◆ STATED GOAL ◆
Quote every line as written. Omit pictures.

--- Start SUPPLIED DATA ---

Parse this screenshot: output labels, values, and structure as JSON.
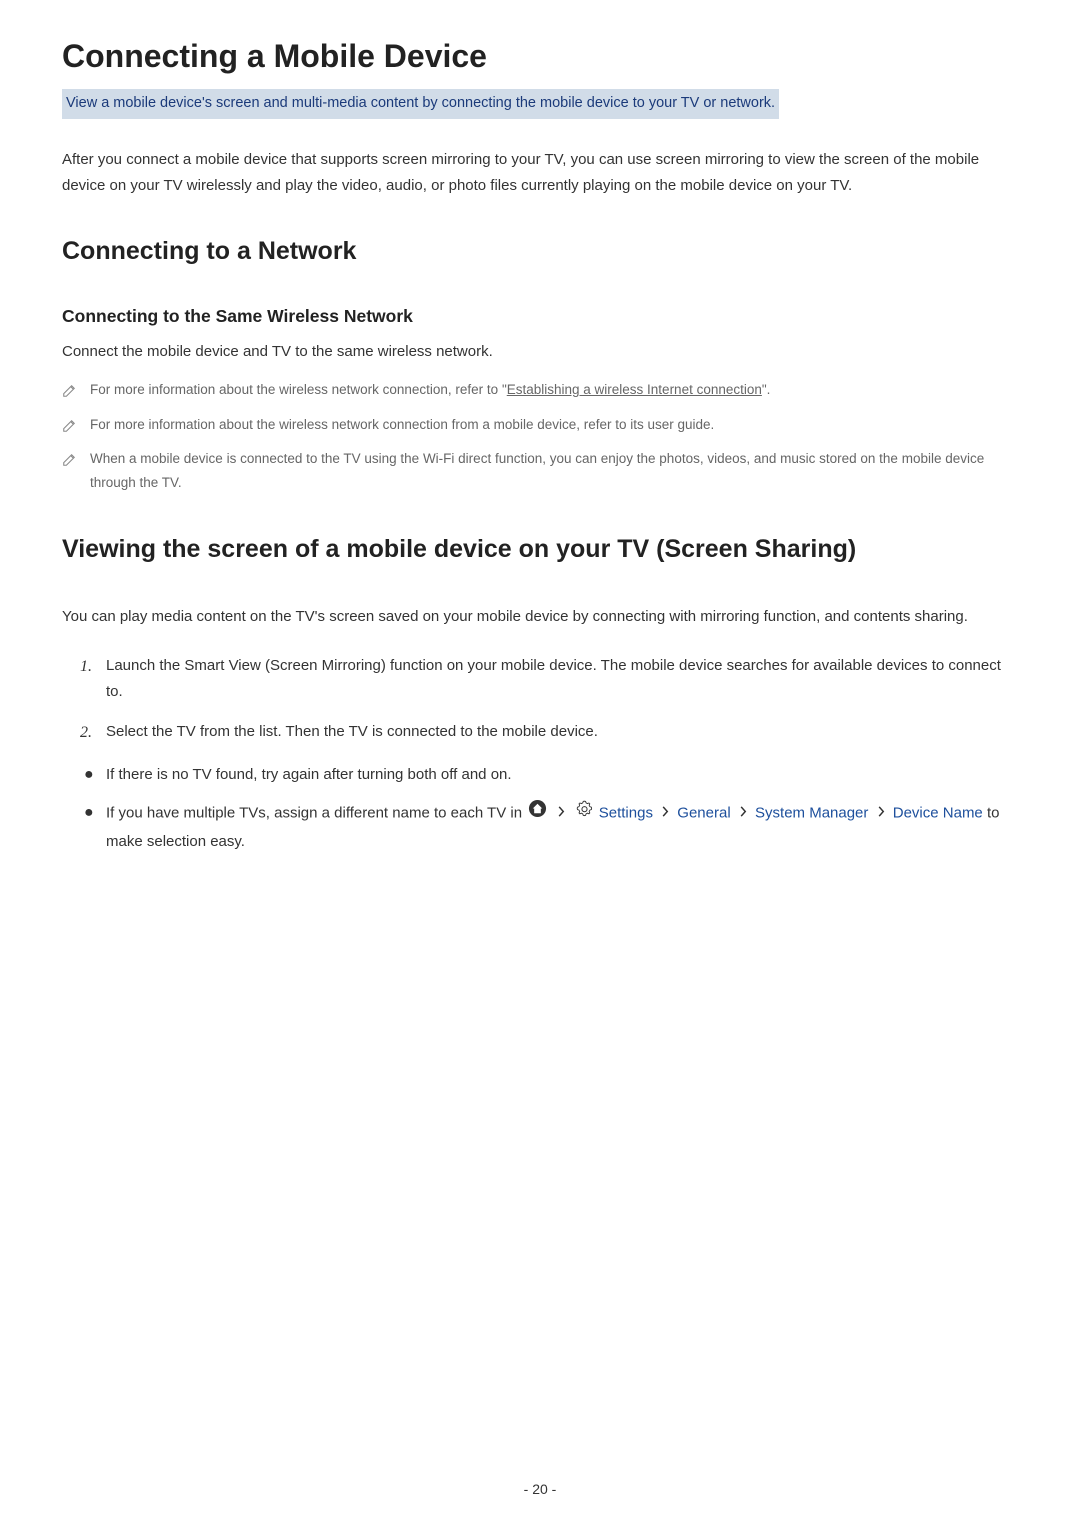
{
  "page": {
    "title": "Connecting a Mobile Device",
    "subtitle": "View a mobile device's screen and multi-media content by connecting the mobile device to your TV or network.",
    "intro": "After you connect a mobile device that supports screen mirroring to your TV, you can use screen mirroring to view the screen of the mobile device on your TV wirelessly and play the video, audio, or photo files currently playing on the mobile device on your TV.",
    "section1": {
      "heading": "Connecting to a Network",
      "subheading": "Connecting to the Same Wireless Network",
      "subtext": "Connect the mobile device and TV to the same wireless network.",
      "notes": [
        {
          "prefix": "For more information about the wireless network connection, refer to \"",
          "link": "Establishing a wireless Internet connection",
          "suffix": "\"."
        },
        {
          "text": "For more information about the wireless network connection from a mobile device, refer to its user guide."
        },
        {
          "text": "When a mobile device is connected to the TV using the Wi-Fi direct function, you can enjoy the photos, videos, and music stored on the mobile device through the TV."
        }
      ]
    },
    "section2": {
      "heading": "Viewing the screen of a mobile device on your TV (Screen Sharing)",
      "intro": "You can play media content on the TV's screen saved on your mobile device by connecting with mirroring function, and contents sharing.",
      "steps": [
        {
          "num": "1.",
          "text": "Launch the Smart View (Screen Mirroring) function on your mobile device. The mobile device searches for available devices to connect to."
        },
        {
          "num": "2.",
          "text": "Select the TV from the list. Then the TV is connected to the mobile device."
        }
      ],
      "bullets": [
        {
          "text": "If there is no TV found, try again after turning both off and on."
        },
        {
          "prefix": "If you have multiple TVs, assign a different name to each TV in ",
          "nav": {
            "settings": "Settings",
            "general": "General",
            "system_manager": "System Manager",
            "device_name": "Device Name"
          },
          "suffix": " to make selection easy."
        }
      ]
    },
    "page_number": "- 20 -"
  }
}
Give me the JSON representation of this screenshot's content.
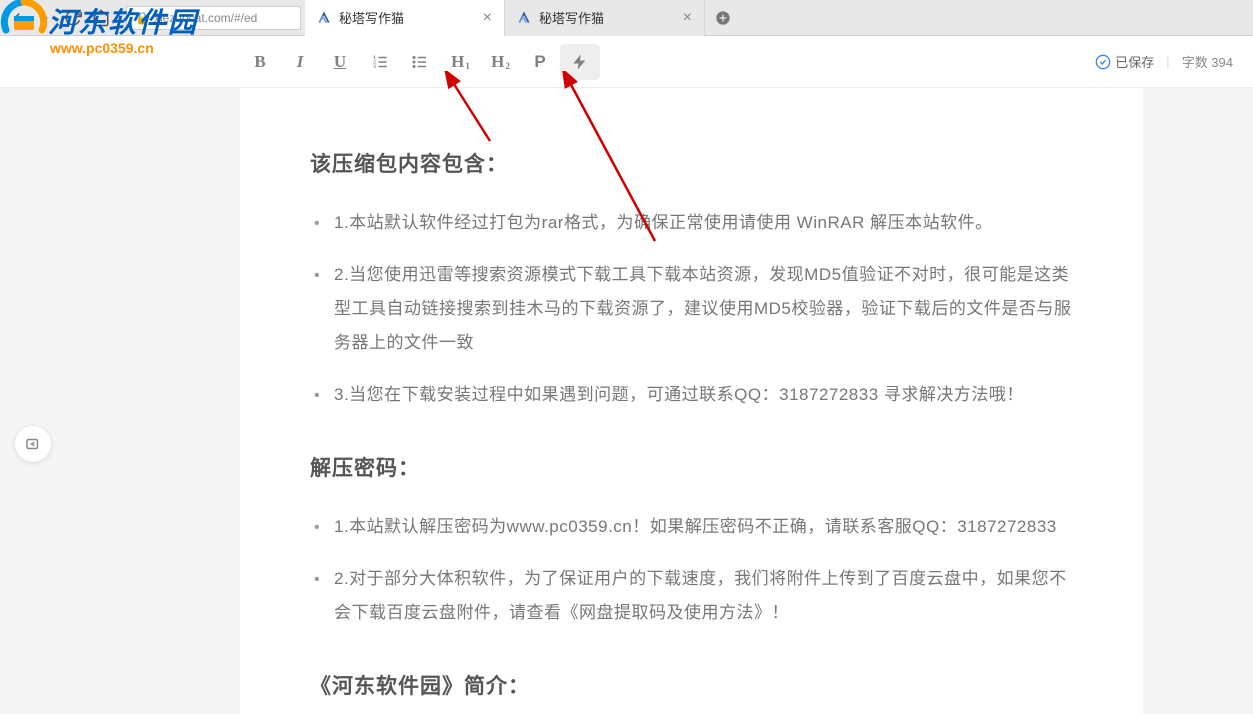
{
  "browser": {
    "url": "xiezuocat.com/#/ed",
    "tabs": [
      {
        "title": "秘塔写作猫",
        "active": true
      },
      {
        "title": "秘塔写作猫",
        "active": false
      }
    ]
  },
  "watermark": {
    "site_name": "河东软件园",
    "site_url": "www.pc0359.cn"
  },
  "toolbar": {
    "bold": "B",
    "italic": "I",
    "underline": "U",
    "h1": "H",
    "h2": "H",
    "p": "P",
    "saved_label": "已保存",
    "word_count_label": "字数 394"
  },
  "document": {
    "sections": [
      {
        "heading": "该压缩包内容包含：",
        "items": [
          "1.本站默认软件经过打包为rar格式，为确保正常使用请使用 WinRAR 解压本站软件。",
          "2.当您使用迅雷等搜索资源模式下载工具下载本站资源，发现MD5值验证不对时，很可能是这类型工具自动链接搜索到挂木马的下载资源了，建议使用MD5校验器，验证下载后的文件是否与服务器上的文件一致",
          "3.当您在下载安装过程中如果遇到问题，可通过联系QQ：3187272833 寻求解决方法哦！"
        ]
      },
      {
        "heading": "解压密码：",
        "items": [
          "1.本站默认解压密码为www.pc0359.cn！如果解压密码不正确，请联系客服QQ：3187272833",
          "2.对于部分大体积软件，为了保证用户的下载速度，我们将附件上传到了百度云盘中，如果您不会下载百度云盘附件，请查看《网盘提取码及使用方法》！"
        ]
      },
      {
        "heading": "《河东软件园》简介：",
        "items": []
      }
    ]
  }
}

--- End SUPPLIED DATA ---

◆ ANSWER TO THIS PROBLEM ◆
Parse this screenshot: output labels, values, and structure as JSON.
{
  "page": {
    "title": "Connecting a Mobile Device",
    "subtitle": "View a mobile device's screen and multi-media content by connecting the mobile device to your TV or network.",
    "intro": "After you connect a mobile device that supports screen mirroring to your TV, you can use screen mirroring to view the screen of the mobile device on your TV wirelessly and play the video, audio, or photo files currently playing on the mobile device on your TV.",
    "section1": {
      "heading": "Connecting to a Network",
      "subheading": "Connecting to the Same Wireless Network",
      "subtext": "Connect the mobile device and TV to the same wireless network.",
      "notes": [
        {
          "prefix": "For more information about the wireless network connection, refer to \"",
          "link": "Establishing a wireless Internet connection",
          "suffix": "\"."
        },
        {
          "text": "For more information about the wireless network connection from a mobile device, refer to its user guide."
        },
        {
          "text": "When a mobile device is connected to the TV using the Wi-Fi direct function, you can enjoy the photos, videos, and music stored on the mobile device through the TV."
        }
      ]
    },
    "section2": {
      "heading": "Viewing the screen of a mobile device on your TV (Screen Sharing)",
      "intro": "You can play media content on the TV's screen saved on your mobile device by connecting with mirroring function, and contents sharing.",
      "steps": [
        {
          "num": "1.",
          "text": "Launch the Smart View (Screen Mirroring) function on your mobile device. The mobile device searches for available devices to connect to."
        },
        {
          "num": "2.",
          "text": "Select the TV from the list. Then the TV is connected to the mobile device."
        }
      ],
      "bullets": [
        {
          "text": "If there is no TV found, try again after turning both off and on."
        },
        {
          "prefix": "If you have multiple TVs, assign a different name to each TV in ",
          "nav": {
            "settings": "Settings",
            "general": "General",
            "system_manager": "System Manager",
            "device_name": "Device Name"
          },
          "suffix": " to make selection easy."
        }
      ]
    },
    "page_number": "- 20 -"
  }
}
Give me the JSON representation of this screenshot's content.
{
  "browser": {
    "url": "xiezuocat.com/#/ed",
    "tabs": [
      {
        "title": "秘塔写作猫",
        "active": true
      },
      {
        "title": "秘塔写作猫",
        "active": false
      }
    ]
  },
  "watermark": {
    "site_name": "河东软件园",
    "site_url": "www.pc0359.cn"
  },
  "toolbar": {
    "bold": "B",
    "italic": "I",
    "underline": "U",
    "h1": "H",
    "h2": "H",
    "p": "P",
    "saved_label": "已保存",
    "word_count_label": "字数 394"
  },
  "document": {
    "sections": [
      {
        "heading": "该压缩包内容包含：",
        "items": [
          "1.本站默认软件经过打包为rar格式，为确保正常使用请使用 WinRAR 解压本站软件。",
          "2.当您使用迅雷等搜索资源模式下载工具下载本站资源，发现MD5值验证不对时，很可能是这类型工具自动链接搜索到挂木马的下载资源了，建议使用MD5校验器，验证下载后的文件是否与服务器上的文件一致",
          "3.当您在下载安装过程中如果遇到问题，可通过联系QQ：3187272833 寻求解决方法哦！"
        ]
      },
      {
        "heading": "解压密码：",
        "items": [
          "1.本站默认解压密码为www.pc0359.cn！如果解压密码不正确，请联系客服QQ：3187272833",
          "2.对于部分大体积软件，为了保证用户的下载速度，我们将附件上传到了百度云盘中，如果您不会下载百度云盘附件，请查看《网盘提取码及使用方法》！"
        ]
      },
      {
        "heading": "《河东软件园》简介：",
        "items": []
      }
    ]
  }
}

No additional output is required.